— Begin —
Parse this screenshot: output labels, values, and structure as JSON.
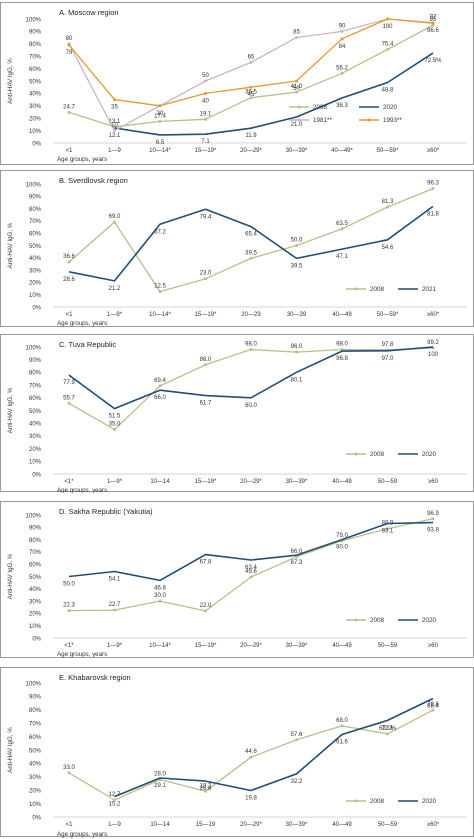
{
  "chart_data": [
    {
      "type": "line",
      "title": "A. Moscow region",
      "ylabel": "Anti-HAV IgG, %",
      "xlabel": "Age groups, years",
      "ylim": [
        0,
        100
      ],
      "yticks": [
        "0%",
        "10%",
        "20%",
        "30%",
        "40%",
        "50%",
        "60%",
        "70%",
        "80%",
        "90%",
        "100%"
      ],
      "categories": [
        "<1",
        "1—9",
        "10—14*",
        "15—19*",
        "20—29*",
        "30—39*",
        "40—49*",
        "50—59*",
        "≥60*"
      ],
      "legend_position": "bottom-right",
      "series": [
        {
          "name": "2008",
          "color": "#b7c08a",
          "values": [
            24.7,
            13.1,
            17.4,
            19.1,
            36.5,
            41.0,
            56.2,
            75.4,
            95
          ],
          "labels": [
            "24.7",
            "13.1",
            "17.4",
            "19.1",
            "36.5",
            "41.0",
            "56.2",
            "75.4",
            "95"
          ]
        },
        {
          "name": "2020",
          "color": "#1f4e79",
          "values": [
            null,
            12.1,
            6.5,
            7.1,
            11.9,
            21.0,
            36.3,
            48.8,
            72.5
          ],
          "labels": [
            "",
            "12.1",
            "6.5",
            "7.1",
            "11.9",
            "21.0",
            "36.3",
            "48.8",
            "72.5%"
          ]
        },
        {
          "name": "1981**",
          "color": "#c9b3cf",
          "values": [
            80,
            10,
            30,
            50,
            65,
            85,
            90,
            100,
            97
          ],
          "labels": [
            "80",
            "10",
            "",
            "50",
            "65",
            "85",
            "90",
            "",
            "97"
          ]
        },
        {
          "name": "1993**",
          "color": "#e39a2b",
          "values": [
            79,
            35,
            30,
            40,
            45,
            50,
            84,
            100,
            96.6
          ],
          "labels": [
            "79",
            "35",
            "30",
            "40",
            "45",
            "50",
            "84",
            "100",
            "96.6"
          ]
        }
      ]
    },
    {
      "type": "line",
      "title": "B. Sverdlovsk region",
      "ylabel": "Anti-HAV IgG, %",
      "xlabel": "Age groups, years",
      "ylim": [
        0,
        100
      ],
      "yticks": [
        "0%",
        "10%",
        "20%",
        "30%",
        "40%",
        "50%",
        "60%",
        "70%",
        "80%",
        "90%",
        "100%"
      ],
      "categories": [
        "<1",
        "1—9*",
        "10—14*",
        "15—19*",
        "20—29",
        "30—39",
        "40—49",
        "50—59*",
        "≥60*"
      ],
      "legend_position": "bottom-right",
      "series": [
        {
          "name": "2008",
          "color": "#b7c08a",
          "values": [
            36.6,
            69.0,
            12.5,
            23.0,
            39.5,
            50.0,
            63.5,
            81.3,
            96.3
          ],
          "labels": [
            "36.6",
            "69.0",
            "12.5",
            "23.0",
            "39.5",
            "50.0",
            "63.5",
            "81.3",
            "96.3"
          ]
        },
        {
          "name": "2021",
          "color": "#1f4e79",
          "values": [
            28.6,
            21.2,
            67.2,
            79.4,
            65.4,
            39.5,
            47.1,
            54.6,
            81.8
          ],
          "labels": [
            "28.6",
            "21.2",
            "67.2",
            "79.4",
            "65.4",
            "39.5",
            "47.1",
            "54.6",
            "81.8"
          ]
        }
      ]
    },
    {
      "type": "line",
      "title": "C. Tuva Republic",
      "ylabel": "Anti-HAV IgG, %",
      "xlabel": "Age groups, years",
      "ylim": [
        0,
        100
      ],
      "yticks": [
        "0%",
        "10%",
        "20%",
        "30%",
        "40%",
        "50%",
        "60%",
        "70%",
        "80%",
        "90%",
        "100%"
      ],
      "categories": [
        "<1*",
        "1—9*",
        "10—14",
        "15—19*",
        "20—29*",
        "30—39*",
        "40—49",
        "50—59",
        "≥60"
      ],
      "legend_position": "bottom-right",
      "series": [
        {
          "name": "2008",
          "color": "#b7c08a",
          "values": [
            55.7,
            35.0,
            69.4,
            86.0,
            98.0,
            96.0,
            98.0,
            97.8,
            99.2
          ],
          "labels": [
            "55.7",
            "35.0",
            "69.4",
            "86.0",
            "98.0",
            "96.0",
            "98.0",
            "97.8",
            "99.2"
          ]
        },
        {
          "name": "2020",
          "color": "#1f4e79",
          "values": [
            77.9,
            51.5,
            66.0,
            61.7,
            60.0,
            80.1,
            96.8,
            97.0,
            100
          ],
          "labels": [
            "77.9",
            "51.5",
            "66.0",
            "61.7",
            "60.0",
            "80.1",
            "96.8",
            "97.0",
            "100"
          ]
        }
      ]
    },
    {
      "type": "line",
      "title": "D. Sakha Republic (Yakutia)",
      "ylabel": "Anti-HAV IgG, %",
      "xlabel": "Age groups, years",
      "ylim": [
        0,
        100
      ],
      "yticks": [
        "0%",
        "10%",
        "20%",
        "30%",
        "40%",
        "50%",
        "60%",
        "70%",
        "80%",
        "90%",
        "100%"
      ],
      "categories": [
        "<1*",
        "1—9*",
        "10—14*",
        "15—19*",
        "20—29*",
        "30—39*",
        "40—49",
        "50—59",
        "≥60"
      ],
      "legend_position": "bottom-right",
      "series": [
        {
          "name": "2008",
          "color": "#b7c08a",
          "values": [
            22.3,
            22.7,
            30.0,
            22.0,
            49.6,
            66.0,
            79.0,
            88.9,
            96.9
          ],
          "labels": [
            "22.3",
            "22.7",
            "30.0",
            "22.0",
            "49.6",
            "66.0",
            "79.0",
            "88.9",
            "96.9"
          ]
        },
        {
          "name": "2020",
          "color": "#1f4e79",
          "values": [
            50.0,
            54.1,
            46.8,
            67.8,
            63.4,
            67.3,
            80.0,
            93.1,
            93.8
          ],
          "labels": [
            "50.0",
            "54.1",
            "46.8",
            "67.8",
            "63.4",
            "67.3",
            "80.0",
            "93.1",
            "93.8"
          ]
        }
      ]
    },
    {
      "type": "line",
      "title": "E. Khabarovsk region",
      "ylabel": "Anti-HAV IgG, %",
      "xlabel": "Age groups, years",
      "ylim": [
        0,
        100
      ],
      "yticks": [
        "0%",
        "10%",
        "20%",
        "30%",
        "40%",
        "50%",
        "60%",
        "70%",
        "80%",
        "90%",
        "100%"
      ],
      "categories": [
        "<1",
        "1—9",
        "10—14",
        "15—19",
        "20—29*",
        "30—39*",
        "40—49",
        "50—59",
        "≥60*"
      ],
      "legend_position": "bottom-right",
      "series": [
        {
          "name": "2008",
          "color": "#b7c08a",
          "values": [
            33.0,
            12.7,
            28.0,
            19.2,
            44.6,
            57.6,
            68.0,
            62.0,
            79.8
          ],
          "labels": [
            "33.0",
            "12.7",
            "28.0",
            "19.2",
            "44.6",
            "57.6",
            "68.0",
            "62.0%",
            "79.8"
          ]
        },
        {
          "name": "2020",
          "color": "#1f4e79",
          "values": [
            null,
            15.2,
            29.1,
            26.8,
            19.8,
            32.2,
            61.6,
            72.1,
            88.4
          ],
          "labels": [
            "",
            "15.2",
            "29.1",
            "26.8",
            "19.8",
            "32.2",
            "61.6",
            "72.1",
            "88.4"
          ]
        }
      ]
    }
  ]
}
— End —
Copy the whole of the material above exactly, but not its images.

▶ _EXERCISE OUTPUT_
Parse this screenshot: output labels, values, and structure as JSON.
{
  "chart_data": [
    {
      "type": "line",
      "title": "A. Moscow region",
      "ylabel": "Anti-HAV IgG, %",
      "xlabel": "Age groups, years",
      "ylim": [
        0,
        100
      ],
      "yticks": [
        "0%",
        "10%",
        "20%",
        "30%",
        "40%",
        "50%",
        "60%",
        "70%",
        "80%",
        "90%",
        "100%"
      ],
      "categories": [
        "<1",
        "1—9",
        "10—14*",
        "15—19*",
        "20—29*",
        "30—39*",
        "40—49*",
        "50—59*",
        "≥60*"
      ],
      "legend_position": "bottom-right",
      "series": [
        {
          "name": "2008",
          "color": "#b7c08a",
          "values": [
            24.7,
            13.1,
            17.4,
            19.1,
            36.5,
            41.0,
            56.2,
            75.4,
            95
          ],
          "labels": [
            "24.7",
            "13.1",
            "17.4",
            "19.1",
            "36.5",
            "41.0",
            "56.2",
            "75.4",
            "95"
          ]
        },
        {
          "name": "2020",
          "color": "#1f4e79",
          "values": [
            null,
            12.1,
            6.5,
            7.1,
            11.9,
            21.0,
            36.3,
            48.8,
            72.5
          ],
          "labels": [
            "",
            "12.1",
            "6.5",
            "7.1",
            "11.9",
            "21.0",
            "36.3",
            "48.8",
            "72.5%"
          ]
        },
        {
          "name": "1981**",
          "color": "#c9b3cf",
          "values": [
            80,
            10,
            30,
            50,
            65,
            85,
            90,
            100,
            97
          ],
          "labels": [
            "80",
            "10",
            "",
            "50",
            "65",
            "85",
            "90",
            "",
            "97"
          ]
        },
        {
          "name": "1993**",
          "color": "#e39a2b",
          "values": [
            79,
            35,
            30,
            40,
            45,
            50,
            84,
            100,
            96.6
          ],
          "labels": [
            "79",
            "35",
            "30",
            "40",
            "45",
            "50",
            "84",
            "100",
            "96.6"
          ]
        }
      ]
    },
    {
      "type": "line",
      "title": "B. Sverdlovsk region",
      "ylabel": "Anti-HAV IgG, %",
      "xlabel": "Age groups, years",
      "ylim": [
        0,
        100
      ],
      "yticks": [
        "0%",
        "10%",
        "20%",
        "30%",
        "40%",
        "50%",
        "60%",
        "70%",
        "80%",
        "90%",
        "100%"
      ],
      "categories": [
        "<1",
        "1—9*",
        "10—14*",
        "15—19*",
        "20—29",
        "30—39",
        "40—49",
        "50—59*",
        "≥60*"
      ],
      "legend_position": "bottom-right",
      "series": [
        {
          "name": "2008",
          "color": "#b7c08a",
          "values": [
            36.6,
            69.0,
            12.5,
            23.0,
            39.5,
            50.0,
            63.5,
            81.3,
            96.3
          ],
          "labels": [
            "36.6",
            "69.0",
            "12.5",
            "23.0",
            "39.5",
            "50.0",
            "63.5",
            "81.3",
            "96.3"
          ]
        },
        {
          "name": "2021",
          "color": "#1f4e79",
          "values": [
            28.6,
            21.2,
            67.2,
            79.4,
            65.4,
            39.5,
            47.1,
            54.6,
            81.8
          ],
          "labels": [
            "28.6",
            "21.2",
            "67.2",
            "79.4",
            "65.4",
            "39.5",
            "47.1",
            "54.6",
            "81.8"
          ]
        }
      ]
    },
    {
      "type": "line",
      "title": "C. Tuva Republic",
      "ylabel": "Anti-HAV IgG, %",
      "xlabel": "Age groups, years",
      "ylim": [
        0,
        100
      ],
      "yticks": [
        "0%",
        "10%",
        "20%",
        "30%",
        "40%",
        "50%",
        "60%",
        "70%",
        "80%",
        "90%",
        "100%"
      ],
      "categories": [
        "<1*",
        "1—9*",
        "10—14",
        "15—19*",
        "20—29*",
        "30—39*",
        "40—49",
        "50—59",
        "≥60"
      ],
      "legend_position": "bottom-right",
      "series": [
        {
          "name": "2008",
          "color": "#b7c08a",
          "values": [
            55.7,
            35.0,
            69.4,
            86.0,
            98.0,
            96.0,
            98.0,
            97.8,
            99.2
          ],
          "labels": [
            "55.7",
            "35.0",
            "69.4",
            "86.0",
            "98.0",
            "96.0",
            "98.0",
            "97.8",
            "99.2"
          ]
        },
        {
          "name": "2020",
          "color": "#1f4e79",
          "values": [
            77.9,
            51.5,
            66.0,
            61.7,
            60.0,
            80.1,
            96.8,
            97.0,
            100
          ],
          "labels": [
            "77.9",
            "51.5",
            "66.0",
            "61.7",
            "60.0",
            "80.1",
            "96.8",
            "97.0",
            "100"
          ]
        }
      ]
    },
    {
      "type": "line",
      "title": "D. Sakha Republic (Yakutia)",
      "ylabel": "Anti-HAV IgG, %",
      "xlabel": "Age groups, years",
      "ylim": [
        0,
        100
      ],
      "yticks": [
        "0%",
        "10%",
        "20%",
        "30%",
        "40%",
        "50%",
        "60%",
        "70%",
        "80%",
        "90%",
        "100%"
      ],
      "categories": [
        "<1*",
        "1—9*",
        "10—14*",
        "15—19*",
        "20—29*",
        "30—39*",
        "40—49",
        "50—59",
        "≥60"
      ],
      "legend_position": "bottom-right",
      "series": [
        {
          "name": "2008",
          "color": "#b7c08a",
          "values": [
            22.3,
            22.7,
            30.0,
            22.0,
            49.6,
            66.0,
            79.0,
            88.9,
            96.9
          ],
          "labels": [
            "22.3",
            "22.7",
            "30.0",
            "22.0",
            "49.6",
            "66.0",
            "79.0",
            "88.9",
            "96.9"
          ]
        },
        {
          "name": "2020",
          "color": "#1f4e79",
          "values": [
            50.0,
            54.1,
            46.8,
            67.8,
            63.4,
            67.3,
            80.0,
            93.1,
            93.8
          ],
          "labels": [
            "50.0",
            "54.1",
            "46.8",
            "67.8",
            "63.4",
            "67.3",
            "80.0",
            "93.1",
            "93.8"
          ]
        }
      ]
    },
    {
      "type": "line",
      "title": "E. Khabarovsk region",
      "ylabel": "Anti-HAV IgG, %",
      "xlabel": "Age groups, years",
      "ylim": [
        0,
        100
      ],
      "yticks": [
        "0%",
        "10%",
        "20%",
        "30%",
        "40%",
        "50%",
        "60%",
        "70%",
        "80%",
        "90%",
        "100%"
      ],
      "categories": [
        "<1",
        "1—9",
        "10—14",
        "15—19",
        "20—29*",
        "30—39*",
        "40—49",
        "50—59",
        "≥60*"
      ],
      "legend_position": "bottom-right",
      "series": [
        {
          "name": "2008",
          "color": "#b7c08a",
          "values": [
            33.0,
            12.7,
            28.0,
            19.2,
            44.6,
            57.6,
            68.0,
            62.0,
            79.8
          ],
          "labels": [
            "33.0",
            "12.7",
            "28.0",
            "19.2",
            "44.6",
            "57.6",
            "68.0",
            "62.0%",
            "79.8"
          ]
        },
        {
          "name": "2020",
          "color": "#1f4e79",
          "values": [
            null,
            15.2,
            29.1,
            26.8,
            19.8,
            32.2,
            61.6,
            72.1,
            88.4
          ],
          "labels": [
            "",
            "15.2",
            "29.1",
            "26.8",
            "19.8",
            "32.2",
            "61.6",
            "72.1",
            "88.4"
          ]
        }
      ]
    }
  ]
}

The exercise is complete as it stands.